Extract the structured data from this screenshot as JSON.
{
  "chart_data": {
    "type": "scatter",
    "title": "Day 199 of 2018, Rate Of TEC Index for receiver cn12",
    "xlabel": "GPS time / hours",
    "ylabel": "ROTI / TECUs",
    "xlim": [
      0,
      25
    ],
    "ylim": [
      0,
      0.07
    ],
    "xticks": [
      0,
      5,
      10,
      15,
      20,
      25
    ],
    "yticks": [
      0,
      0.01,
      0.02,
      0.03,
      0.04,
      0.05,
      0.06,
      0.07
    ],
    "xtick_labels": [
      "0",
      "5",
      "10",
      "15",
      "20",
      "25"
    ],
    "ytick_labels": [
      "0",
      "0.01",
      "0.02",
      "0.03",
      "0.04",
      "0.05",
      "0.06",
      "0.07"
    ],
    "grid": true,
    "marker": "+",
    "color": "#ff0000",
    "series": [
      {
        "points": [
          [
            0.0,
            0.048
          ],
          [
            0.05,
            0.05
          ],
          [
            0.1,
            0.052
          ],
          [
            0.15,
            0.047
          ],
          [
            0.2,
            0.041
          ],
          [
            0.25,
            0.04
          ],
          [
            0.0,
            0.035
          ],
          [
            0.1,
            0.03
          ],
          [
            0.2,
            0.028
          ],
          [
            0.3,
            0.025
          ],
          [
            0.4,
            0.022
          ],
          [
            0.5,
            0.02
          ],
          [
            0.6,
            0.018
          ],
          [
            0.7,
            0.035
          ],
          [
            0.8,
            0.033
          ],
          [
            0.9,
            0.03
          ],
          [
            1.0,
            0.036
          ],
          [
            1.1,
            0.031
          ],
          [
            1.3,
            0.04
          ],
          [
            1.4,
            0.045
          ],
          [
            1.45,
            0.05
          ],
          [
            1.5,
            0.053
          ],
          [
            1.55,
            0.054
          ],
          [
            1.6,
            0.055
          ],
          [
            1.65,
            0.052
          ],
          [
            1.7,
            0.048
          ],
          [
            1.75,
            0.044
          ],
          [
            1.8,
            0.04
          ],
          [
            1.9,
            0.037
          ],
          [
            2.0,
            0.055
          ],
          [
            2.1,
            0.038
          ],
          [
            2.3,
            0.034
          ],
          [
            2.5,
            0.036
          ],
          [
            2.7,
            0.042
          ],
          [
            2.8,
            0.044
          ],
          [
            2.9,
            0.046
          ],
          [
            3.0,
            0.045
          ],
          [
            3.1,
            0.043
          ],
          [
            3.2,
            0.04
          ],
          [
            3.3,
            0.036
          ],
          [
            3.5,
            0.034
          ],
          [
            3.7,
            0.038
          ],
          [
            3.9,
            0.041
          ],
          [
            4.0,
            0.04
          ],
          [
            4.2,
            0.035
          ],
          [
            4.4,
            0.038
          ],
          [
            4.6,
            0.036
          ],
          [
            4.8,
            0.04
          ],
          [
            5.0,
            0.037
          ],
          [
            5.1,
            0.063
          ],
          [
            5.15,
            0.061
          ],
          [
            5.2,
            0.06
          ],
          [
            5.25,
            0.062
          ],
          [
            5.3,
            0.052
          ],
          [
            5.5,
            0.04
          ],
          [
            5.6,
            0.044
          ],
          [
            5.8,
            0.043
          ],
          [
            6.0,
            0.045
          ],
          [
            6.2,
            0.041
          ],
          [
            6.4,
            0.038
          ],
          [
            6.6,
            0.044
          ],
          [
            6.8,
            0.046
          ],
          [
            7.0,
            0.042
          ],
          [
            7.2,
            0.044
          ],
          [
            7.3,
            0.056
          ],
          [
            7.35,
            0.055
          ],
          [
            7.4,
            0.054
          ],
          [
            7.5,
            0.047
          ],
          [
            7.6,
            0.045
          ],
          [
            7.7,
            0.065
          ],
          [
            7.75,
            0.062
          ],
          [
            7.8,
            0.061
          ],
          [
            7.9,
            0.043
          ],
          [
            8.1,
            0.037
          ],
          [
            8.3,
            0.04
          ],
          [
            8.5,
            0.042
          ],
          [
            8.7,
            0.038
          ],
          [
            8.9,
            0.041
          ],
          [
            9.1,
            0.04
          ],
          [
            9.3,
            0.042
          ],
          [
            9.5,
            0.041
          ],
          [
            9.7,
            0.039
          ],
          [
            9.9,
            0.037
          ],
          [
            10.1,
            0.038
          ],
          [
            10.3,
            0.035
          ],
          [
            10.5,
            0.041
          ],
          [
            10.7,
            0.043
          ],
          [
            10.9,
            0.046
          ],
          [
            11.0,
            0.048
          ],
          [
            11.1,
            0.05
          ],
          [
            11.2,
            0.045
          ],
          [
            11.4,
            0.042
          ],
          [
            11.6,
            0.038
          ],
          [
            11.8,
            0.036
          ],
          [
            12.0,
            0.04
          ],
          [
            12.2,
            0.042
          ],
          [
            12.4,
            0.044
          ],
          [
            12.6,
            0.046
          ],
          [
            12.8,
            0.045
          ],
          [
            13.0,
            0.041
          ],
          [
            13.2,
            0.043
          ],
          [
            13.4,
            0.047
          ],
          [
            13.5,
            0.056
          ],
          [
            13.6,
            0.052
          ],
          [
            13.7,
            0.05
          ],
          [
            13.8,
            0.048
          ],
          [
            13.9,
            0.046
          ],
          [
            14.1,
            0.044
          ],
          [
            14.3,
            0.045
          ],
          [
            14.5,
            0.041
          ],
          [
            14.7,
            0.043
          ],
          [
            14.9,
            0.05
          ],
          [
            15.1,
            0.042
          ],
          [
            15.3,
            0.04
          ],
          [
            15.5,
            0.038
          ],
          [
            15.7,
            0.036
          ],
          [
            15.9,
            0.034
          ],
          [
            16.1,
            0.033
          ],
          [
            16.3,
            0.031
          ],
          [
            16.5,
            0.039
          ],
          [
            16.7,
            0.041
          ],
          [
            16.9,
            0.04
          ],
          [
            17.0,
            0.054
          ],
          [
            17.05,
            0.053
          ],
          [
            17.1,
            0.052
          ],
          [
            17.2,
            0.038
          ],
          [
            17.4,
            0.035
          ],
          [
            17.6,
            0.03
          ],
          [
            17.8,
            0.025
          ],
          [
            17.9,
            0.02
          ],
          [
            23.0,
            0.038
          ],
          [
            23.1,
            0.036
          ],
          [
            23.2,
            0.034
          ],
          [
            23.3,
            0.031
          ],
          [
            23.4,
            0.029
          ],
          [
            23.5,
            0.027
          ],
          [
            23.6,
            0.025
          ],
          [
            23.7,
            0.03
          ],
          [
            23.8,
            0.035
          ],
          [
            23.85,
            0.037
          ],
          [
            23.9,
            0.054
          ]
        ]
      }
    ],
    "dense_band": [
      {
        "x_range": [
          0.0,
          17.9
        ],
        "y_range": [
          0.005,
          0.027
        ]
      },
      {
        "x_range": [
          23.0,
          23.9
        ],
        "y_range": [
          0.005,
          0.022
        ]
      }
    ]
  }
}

● WHAT THE TASK REQUIRES
Copy out the material word for word and line for line.

● RESPONSE TO THE EXERCISE
Extract the structured data from this screenshot as JSON.
{
  "chart_data": {
    "type": "scatter",
    "title": "Day 199 of 2018, Rate Of TEC Index for receiver cn12",
    "xlabel": "GPS time / hours",
    "ylabel": "ROTI / TECUs",
    "xlim": [
      0,
      25
    ],
    "ylim": [
      0,
      0.07
    ],
    "xticks": [
      0,
      5,
      10,
      15,
      20,
      25
    ],
    "yticks": [
      0,
      0.01,
      0.02,
      0.03,
      0.04,
      0.05,
      0.06,
      0.07
    ],
    "xtick_labels": [
      "0",
      "5",
      "10",
      "15",
      "20",
      "25"
    ],
    "ytick_labels": [
      "0",
      "0.01",
      "0.02",
      "0.03",
      "0.04",
      "0.05",
      "0.06",
      "0.07"
    ],
    "grid": true,
    "marker": "+",
    "color": "#ff0000",
    "series": [
      {
        "points": [
          [
            0.0,
            0.048
          ],
          [
            0.05,
            0.05
          ],
          [
            0.1,
            0.052
          ],
          [
            0.15,
            0.047
          ],
          [
            0.2,
            0.041
          ],
          [
            0.25,
            0.04
          ],
          [
            0.0,
            0.035
          ],
          [
            0.1,
            0.03
          ],
          [
            0.2,
            0.028
          ],
          [
            0.3,
            0.025
          ],
          [
            0.4,
            0.022
          ],
          [
            0.5,
            0.02
          ],
          [
            0.6,
            0.018
          ],
          [
            0.7,
            0.035
          ],
          [
            0.8,
            0.033
          ],
          [
            0.9,
            0.03
          ],
          [
            1.0,
            0.036
          ],
          [
            1.1,
            0.031
          ],
          [
            1.3,
            0.04
          ],
          [
            1.4,
            0.045
          ],
          [
            1.45,
            0.05
          ],
          [
            1.5,
            0.053
          ],
          [
            1.55,
            0.054
          ],
          [
            1.6,
            0.055
          ],
          [
            1.65,
            0.052
          ],
          [
            1.7,
            0.048
          ],
          [
            1.75,
            0.044
          ],
          [
            1.8,
            0.04
          ],
          [
            1.9,
            0.037
          ],
          [
            2.0,
            0.055
          ],
          [
            2.1,
            0.038
          ],
          [
            2.3,
            0.034
          ],
          [
            2.5,
            0.036
          ],
          [
            2.7,
            0.042
          ],
          [
            2.8,
            0.044
          ],
          [
            2.9,
            0.046
          ],
          [
            3.0,
            0.045
          ],
          [
            3.1,
            0.043
          ],
          [
            3.2,
            0.04
          ],
          [
            3.3,
            0.036
          ],
          [
            3.5,
            0.034
          ],
          [
            3.7,
            0.038
          ],
          [
            3.9,
            0.041
          ],
          [
            4.0,
            0.04
          ],
          [
            4.2,
            0.035
          ],
          [
            4.4,
            0.038
          ],
          [
            4.6,
            0.036
          ],
          [
            4.8,
            0.04
          ],
          [
            5.0,
            0.037
          ],
          [
            5.1,
            0.063
          ],
          [
            5.15,
            0.061
          ],
          [
            5.2,
            0.06
          ],
          [
            5.25,
            0.062
          ],
          [
            5.3,
            0.052
          ],
          [
            5.5,
            0.04
          ],
          [
            5.6,
            0.044
          ],
          [
            5.8,
            0.043
          ],
          [
            6.0,
            0.045
          ],
          [
            6.2,
            0.041
          ],
          [
            6.4,
            0.038
          ],
          [
            6.6,
            0.044
          ],
          [
            6.8,
            0.046
          ],
          [
            7.0,
            0.042
          ],
          [
            7.2,
            0.044
          ],
          [
            7.3,
            0.056
          ],
          [
            7.35,
            0.055
          ],
          [
            7.4,
            0.054
          ],
          [
            7.5,
            0.047
          ],
          [
            7.6,
            0.045
          ],
          [
            7.7,
            0.065
          ],
          [
            7.75,
            0.062
          ],
          [
            7.8,
            0.061
          ],
          [
            7.9,
            0.043
          ],
          [
            8.1,
            0.037
          ],
          [
            8.3,
            0.04
          ],
          [
            8.5,
            0.042
          ],
          [
            8.7,
            0.038
          ],
          [
            8.9,
            0.041
          ],
          [
            9.1,
            0.04
          ],
          [
            9.3,
            0.042
          ],
          [
            9.5,
            0.041
          ],
          [
            9.7,
            0.039
          ],
          [
            9.9,
            0.037
          ],
          [
            10.1,
            0.038
          ],
          [
            10.3,
            0.035
          ],
          [
            10.5,
            0.041
          ],
          [
            10.7,
            0.043
          ],
          [
            10.9,
            0.046
          ],
          [
            11.0,
            0.048
          ],
          [
            11.1,
            0.05
          ],
          [
            11.2,
            0.045
          ],
          [
            11.4,
            0.042
          ],
          [
            11.6,
            0.038
          ],
          [
            11.8,
            0.036
          ],
          [
            12.0,
            0.04
          ],
          [
            12.2,
            0.042
          ],
          [
            12.4,
            0.044
          ],
          [
            12.6,
            0.046
          ],
          [
            12.8,
            0.045
          ],
          [
            13.0,
            0.041
          ],
          [
            13.2,
            0.043
          ],
          [
            13.4,
            0.047
          ],
          [
            13.5,
            0.056
          ],
          [
            13.6,
            0.052
          ],
          [
            13.7,
            0.05
          ],
          [
            13.8,
            0.048
          ],
          [
            13.9,
            0.046
          ],
          [
            14.1,
            0.044
          ],
          [
            14.3,
            0.045
          ],
          [
            14.5,
            0.041
          ],
          [
            14.7,
            0.043
          ],
          [
            14.9,
            0.05
          ],
          [
            15.1,
            0.042
          ],
          [
            15.3,
            0.04
          ],
          [
            15.5,
            0.038
          ],
          [
            15.7,
            0.036
          ],
          [
            15.9,
            0.034
          ],
          [
            16.1,
            0.033
          ],
          [
            16.3,
            0.031
          ],
          [
            16.5,
            0.039
          ],
          [
            16.7,
            0.041
          ],
          [
            16.9,
            0.04
          ],
          [
            17.0,
            0.054
          ],
          [
            17.05,
            0.053
          ],
          [
            17.1,
            0.052
          ],
          [
            17.2,
            0.038
          ],
          [
            17.4,
            0.035
          ],
          [
            17.6,
            0.03
          ],
          [
            17.8,
            0.025
          ],
          [
            17.9,
            0.02
          ],
          [
            23.0,
            0.038
          ],
          [
            23.1,
            0.036
          ],
          [
            23.2,
            0.034
          ],
          [
            23.3,
            0.031
          ],
          [
            23.4,
            0.029
          ],
          [
            23.5,
            0.027
          ],
          [
            23.6,
            0.025
          ],
          [
            23.7,
            0.03
          ],
          [
            23.8,
            0.035
          ],
          [
            23.85,
            0.037
          ],
          [
            23.9,
            0.054
          ]
        ]
      }
    ],
    "dense_band": [
      {
        "x_range": [
          0.0,
          17.9
        ],
        "y_range": [
          0.005,
          0.027
        ]
      },
      {
        "x_range": [
          23.0,
          23.9
        ],
        "y_range": [
          0.005,
          0.022
        ]
      }
    ]
  }
}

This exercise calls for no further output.